Output every line of the material exactly, omitting images.

===== Dataset excerpts

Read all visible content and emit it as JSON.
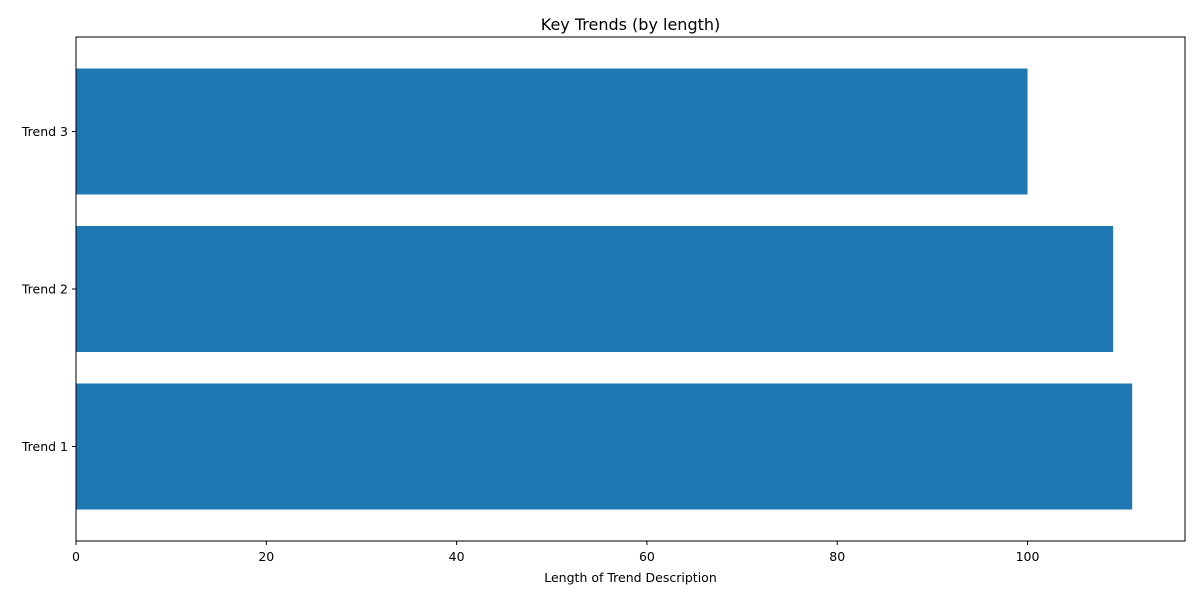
{
  "chart_data": {
    "type": "bar",
    "orientation": "horizontal",
    "title": "Key Trends (by length)",
    "xlabel": "Length of Trend Description",
    "ylabel": "",
    "categories": [
      "Trend 1",
      "Trend 2",
      "Trend 3"
    ],
    "values": [
      111,
      109,
      100
    ],
    "xlim": [
      0,
      116.55
    ],
    "xticks": [
      0,
      20,
      40,
      60,
      80,
      100
    ],
    "grid": false,
    "bar_color": "#1f77b4"
  }
}
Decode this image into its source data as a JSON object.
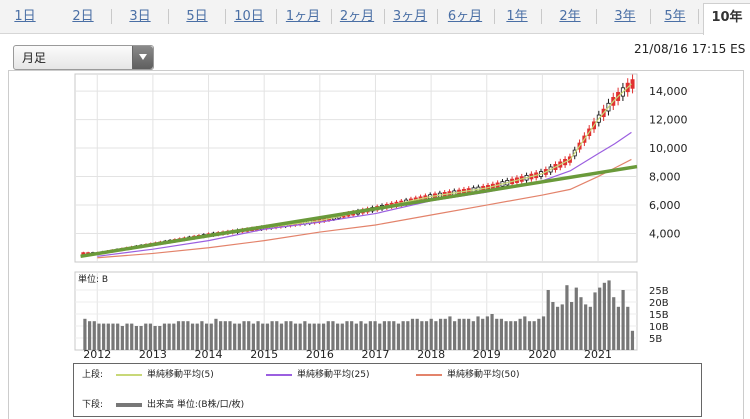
{
  "tabs": [
    {
      "label": "1日"
    },
    {
      "label": "2日"
    },
    {
      "label": "3日"
    },
    {
      "label": "5日"
    },
    {
      "label": "10日"
    },
    {
      "label": "1ヶ月"
    },
    {
      "label": "2ヶ月"
    },
    {
      "label": "3ヶ月"
    },
    {
      "label": "6ヶ月"
    },
    {
      "label": "1年"
    },
    {
      "label": "2年"
    },
    {
      "label": "3年"
    },
    {
      "label": "5年"
    },
    {
      "label": "10年"
    }
  ],
  "active_tab": "10年",
  "period_select": {
    "value": "月足"
  },
  "datetime": "21/08/16 17:15 ES",
  "legend": {
    "upper_label": "上段:",
    "lower_label": "下段:",
    "ma5": "単純移動平均(5)",
    "ma25": "単純移動平均(25)",
    "ma50": "単純移動平均(50)",
    "volume": "出来高 単位:(B株/口/枚)"
  },
  "colors": {
    "candle_up": "#e03131",
    "candle_down": "#1a1a1a",
    "ma5": "#c8d878",
    "ma25": "#9b5fe0",
    "ma50": "#e3836b",
    "trend": "#6a9a3a",
    "volume": "#777777"
  },
  "chart_data": [
    {
      "type": "candlestick",
      "title": "",
      "x": [
        "2012",
        "2013",
        "2014",
        "2015",
        "2016",
        "2017",
        "2018",
        "2019",
        "2020",
        "2021"
      ],
      "yticks": [
        4000,
        6000,
        8000,
        10000,
        12000,
        14000
      ],
      "ylim": [
        2000,
        15200
      ],
      "xlim": [
        2011.6,
        2021.7
      ],
      "grid": true,
      "series": [
        {
          "name": "単純移動平均(5)",
          "x": [
            2012,
            2014,
            2016,
            2018,
            2019,
            2020,
            2020.5,
            2021,
            2021.3,
            2021.6
          ],
          "values": [
            2600,
            3900,
            4900,
            6600,
            7200,
            8200,
            9200,
            12000,
            13400,
            14500
          ]
        },
        {
          "name": "単純移動平均(25)",
          "x": [
            2012,
            2013,
            2014,
            2015,
            2016,
            2017,
            2018,
            2019,
            2020,
            2020.5,
            2021,
            2021.3,
            2021.6
          ],
          "values": [
            2400,
            2900,
            3500,
            4300,
            4800,
            5400,
            6300,
            6900,
            7700,
            8400,
            9600,
            10300,
            11100
          ]
        },
        {
          "name": "単純移動平均(50)",
          "x": [
            2012,
            2013,
            2014,
            2015,
            2016,
            2017,
            2018,
            2019,
            2020,
            2020.5,
            2021,
            2021.3,
            2021.6
          ],
          "values": [
            2300,
            2600,
            3000,
            3500,
            4100,
            4600,
            5300,
            6000,
            6700,
            7100,
            8000,
            8600,
            9200
          ]
        },
        {
          "name": "trend",
          "x": [
            2011.7,
            2021.7
          ],
          "values": [
            2400,
            8700
          ]
        }
      ]
    },
    {
      "type": "bar",
      "title": "",
      "unit_label": "単位: B",
      "yticks": [
        "5B",
        "10B",
        "15B",
        "20B",
        "25B"
      ],
      "ytick_values": [
        5,
        10,
        15,
        20,
        25
      ],
      "ylim": [
        0,
        30
      ],
      "xlim": [
        2011.6,
        2021.7
      ],
      "values": [
        13,
        12,
        12,
        11,
        11,
        11,
        11,
        11,
        10,
        11,
        11,
        10,
        10,
        11,
        11,
        10,
        10,
        11,
        11,
        11,
        12,
        12,
        12,
        11,
        11,
        12,
        11,
        11,
        13,
        12,
        12,
        12,
        11,
        11,
        12,
        12,
        11,
        12,
        11,
        11,
        12,
        12,
        11,
        12,
        12,
        11,
        11,
        12,
        11,
        11,
        11,
        11,
        12,
        12,
        11,
        11,
        12,
        12,
        11,
        12,
        11,
        12,
        12,
        11,
        12,
        12,
        12,
        11,
        12,
        12,
        13,
        13,
        12,
        12,
        13,
        12,
        13,
        13,
        14,
        12,
        13,
        13,
        13,
        12,
        14,
        13,
        14,
        15,
        13,
        13,
        12,
        12,
        12,
        13,
        14,
        12,
        12,
        13,
        14,
        25,
        20,
        18,
        19,
        27,
        20,
        26,
        22,
        19,
        18,
        24,
        26,
        28,
        29,
        22,
        18,
        25,
        18,
        8
      ]
    }
  ]
}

==========

» **Final result**:
Read all visible content and emit it as JSON.
{
  "chart_data": {
    "type": "bar",
    "orientation": "horizontal",
    "title": "Key Trends (by length)",
    "xlabel": "Length of Trend Description",
    "ylabel": "",
    "categories": [
      "Trend 1",
      "Trend 2",
      "Trend 3"
    ],
    "values": [
      111,
      109,
      100
    ],
    "xlim": [
      0,
      116.55
    ],
    "xticks": [
      0,
      20,
      40,
      60,
      80,
      100
    ],
    "grid": false,
    "bar_color": "#1f77b4"
  }
}
Decode this image into its source data as a JSON object.
{
  "tabs": [
    {
      "label": "1日"
    },
    {
      "label": "2日"
    },
    {
      "label": "3日"
    },
    {
      "label": "5日"
    },
    {
      "label": "10日"
    },
    {
      "label": "1ヶ月"
    },
    {
      "label": "2ヶ月"
    },
    {
      "label": "3ヶ月"
    },
    {
      "label": "6ヶ月"
    },
    {
      "label": "1年"
    },
    {
      "label": "2年"
    },
    {
      "label": "3年"
    },
    {
      "label": "5年"
    },
    {
      "label": "10年"
    }
  ],
  "active_tab": "10年",
  "period_select": {
    "value": "月足"
  },
  "datetime": "21/08/16 17:15 ES",
  "legend": {
    "upper_label": "上段:",
    "lower_label": "下段:",
    "ma5": "単純移動平均(5)",
    "ma25": "単純移動平均(25)",
    "ma50": "単純移動平均(50)",
    "volume": "出来高 単位:(B株/口/枚)"
  },
  "colors": {
    "candle_up": "#e03131",
    "candle_down": "#1a1a1a",
    "ma5": "#c8d878",
    "ma25": "#9b5fe0",
    "ma50": "#e3836b",
    "trend": "#6a9a3a",
    "volume": "#777777"
  },
  "chart_data": [
    {
      "type": "candlestick",
      "title": "",
      "x": [
        "2012",
        "2013",
        "2014",
        "2015",
        "2016",
        "2017",
        "2018",
        "2019",
        "2020",
        "2021"
      ],
      "yticks": [
        4000,
        6000,
        8000,
        10000,
        12000,
        14000
      ],
      "ylim": [
        2000,
        15200
      ],
      "xlim": [
        2011.6,
        2021.7
      ],
      "grid": true,
      "series": [
        {
          "name": "単純移動平均(5)",
          "x": [
            2012,
            2014,
            2016,
            2018,
            2019,
            2020,
            2020.5,
            2021,
            2021.3,
            2021.6
          ],
          "values": [
            2600,
            3900,
            4900,
            6600,
            7200,
            8200,
            9200,
            12000,
            13400,
            14500
          ]
        },
        {
          "name": "単純移動平均(25)",
          "x": [
            2012,
            2013,
            2014,
            2015,
            2016,
            2017,
            2018,
            2019,
            2020,
            2020.5,
            2021,
            2021.3,
            2021.6
          ],
          "values": [
            2400,
            2900,
            3500,
            4300,
            4800,
            5400,
            6300,
            6900,
            7700,
            8400,
            9600,
            10300,
            11100
          ]
        },
        {
          "name": "単純移動平均(50)",
          "x": [
            2012,
            2013,
            2014,
            2015,
            2016,
            2017,
            2018,
            2019,
            2020,
            2020.5,
            2021,
            2021.3,
            2021.6
          ],
          "values": [
            2300,
            2600,
            3000,
            3500,
            4100,
            4600,
            5300,
            6000,
            6700,
            7100,
            8000,
            8600,
            9200
          ]
        },
        {
          "name": "trend",
          "x": [
            2011.7,
            2021.7
          ],
          "values": [
            2400,
            8700
          ]
        }
      ]
    },
    {
      "type": "bar",
      "title": "",
      "unit_label": "単位: B",
      "yticks": [
        "5B",
        "10B",
        "15B",
        "20B",
        "25B"
      ],
      "ytick_values": [
        5,
        10,
        15,
        20,
        25
      ],
      "ylim": [
        0,
        30
      ],
      "xlim": [
        2011.6,
        2021.7
      ],
      "values": [
        13,
        12,
        12,
        11,
        11,
        11,
        11,
        11,
        10,
        11,
        11,
        10,
        10,
        11,
        11,
        10,
        10,
        11,
        11,
        11,
        12,
        12,
        12,
        11,
        11,
        12,
        11,
        11,
        13,
        12,
        12,
        12,
        11,
        11,
        12,
        12,
        11,
        12,
        11,
        11,
        12,
        12,
        11,
        12,
        12,
        11,
        11,
        12,
        11,
        11,
        11,
        11,
        12,
        12,
        11,
        11,
        12,
        12,
        11,
        12,
        11,
        12,
        12,
        11,
        12,
        12,
        12,
        11,
        12,
        12,
        13,
        13,
        12,
        12,
        13,
        12,
        13,
        13,
        14,
        12,
        13,
        13,
        13,
        12,
        14,
        13,
        14,
        15,
        13,
        13,
        12,
        12,
        12,
        13,
        14,
        12,
        12,
        13,
        14,
        25,
        20,
        18,
        19,
        27,
        20,
        26,
        22,
        19,
        18,
        24,
        26,
        28,
        29,
        22,
        18,
        25,
        18,
        8
      ]
    }
  ]
}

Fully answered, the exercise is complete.